▶ _Dataset rows_
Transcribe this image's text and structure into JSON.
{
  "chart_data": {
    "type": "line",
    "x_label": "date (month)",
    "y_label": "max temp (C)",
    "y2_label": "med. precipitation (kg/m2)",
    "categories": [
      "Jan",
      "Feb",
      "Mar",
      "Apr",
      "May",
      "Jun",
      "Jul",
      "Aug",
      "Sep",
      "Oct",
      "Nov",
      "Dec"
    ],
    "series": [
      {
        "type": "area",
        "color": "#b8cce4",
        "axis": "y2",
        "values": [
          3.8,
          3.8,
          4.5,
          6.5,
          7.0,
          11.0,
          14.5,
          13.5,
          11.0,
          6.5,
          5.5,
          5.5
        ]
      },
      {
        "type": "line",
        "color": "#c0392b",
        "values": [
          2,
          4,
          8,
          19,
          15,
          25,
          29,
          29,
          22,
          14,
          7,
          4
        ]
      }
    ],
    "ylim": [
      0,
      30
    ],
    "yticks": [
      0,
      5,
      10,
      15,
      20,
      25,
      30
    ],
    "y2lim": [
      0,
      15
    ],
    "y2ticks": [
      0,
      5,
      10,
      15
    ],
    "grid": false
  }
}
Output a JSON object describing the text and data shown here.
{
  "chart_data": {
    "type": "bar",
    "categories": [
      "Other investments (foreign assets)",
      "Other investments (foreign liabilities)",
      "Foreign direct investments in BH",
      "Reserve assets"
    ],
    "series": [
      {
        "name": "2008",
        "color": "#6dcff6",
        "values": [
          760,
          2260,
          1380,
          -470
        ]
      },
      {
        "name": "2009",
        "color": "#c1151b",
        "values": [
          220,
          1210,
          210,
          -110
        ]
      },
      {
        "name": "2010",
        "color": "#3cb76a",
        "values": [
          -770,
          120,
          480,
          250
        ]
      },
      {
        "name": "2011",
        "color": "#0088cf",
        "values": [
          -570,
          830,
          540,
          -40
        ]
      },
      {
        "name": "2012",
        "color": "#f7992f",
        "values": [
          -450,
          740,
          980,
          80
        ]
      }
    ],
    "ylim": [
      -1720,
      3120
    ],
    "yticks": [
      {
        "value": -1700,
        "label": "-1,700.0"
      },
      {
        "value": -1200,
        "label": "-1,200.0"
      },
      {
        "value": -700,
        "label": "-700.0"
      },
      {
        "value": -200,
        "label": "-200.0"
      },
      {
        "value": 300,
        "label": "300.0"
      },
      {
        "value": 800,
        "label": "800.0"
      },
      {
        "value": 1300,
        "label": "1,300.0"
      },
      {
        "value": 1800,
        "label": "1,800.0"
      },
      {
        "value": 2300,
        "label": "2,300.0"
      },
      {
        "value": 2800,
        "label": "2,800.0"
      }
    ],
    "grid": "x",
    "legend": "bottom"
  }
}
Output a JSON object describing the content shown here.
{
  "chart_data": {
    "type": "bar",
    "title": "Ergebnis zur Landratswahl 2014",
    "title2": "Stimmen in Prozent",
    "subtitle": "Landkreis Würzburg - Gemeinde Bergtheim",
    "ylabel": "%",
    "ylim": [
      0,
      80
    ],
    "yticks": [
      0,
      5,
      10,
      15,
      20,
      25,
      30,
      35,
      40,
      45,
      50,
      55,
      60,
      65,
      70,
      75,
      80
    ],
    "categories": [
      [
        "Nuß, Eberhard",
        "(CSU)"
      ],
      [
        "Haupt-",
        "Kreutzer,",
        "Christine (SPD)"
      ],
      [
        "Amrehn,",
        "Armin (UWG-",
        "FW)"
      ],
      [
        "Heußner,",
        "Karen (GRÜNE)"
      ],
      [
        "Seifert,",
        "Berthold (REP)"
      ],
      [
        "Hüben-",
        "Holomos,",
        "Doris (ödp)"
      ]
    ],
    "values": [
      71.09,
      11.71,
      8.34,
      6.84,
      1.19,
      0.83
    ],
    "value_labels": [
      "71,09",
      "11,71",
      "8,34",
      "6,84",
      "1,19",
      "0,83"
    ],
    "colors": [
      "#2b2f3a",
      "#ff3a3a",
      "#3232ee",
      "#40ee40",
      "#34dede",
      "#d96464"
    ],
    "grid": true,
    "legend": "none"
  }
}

▶ _Exercise description_
Give nothing but the number of lines containing the string "Other".

▶ _Exercise solution_
2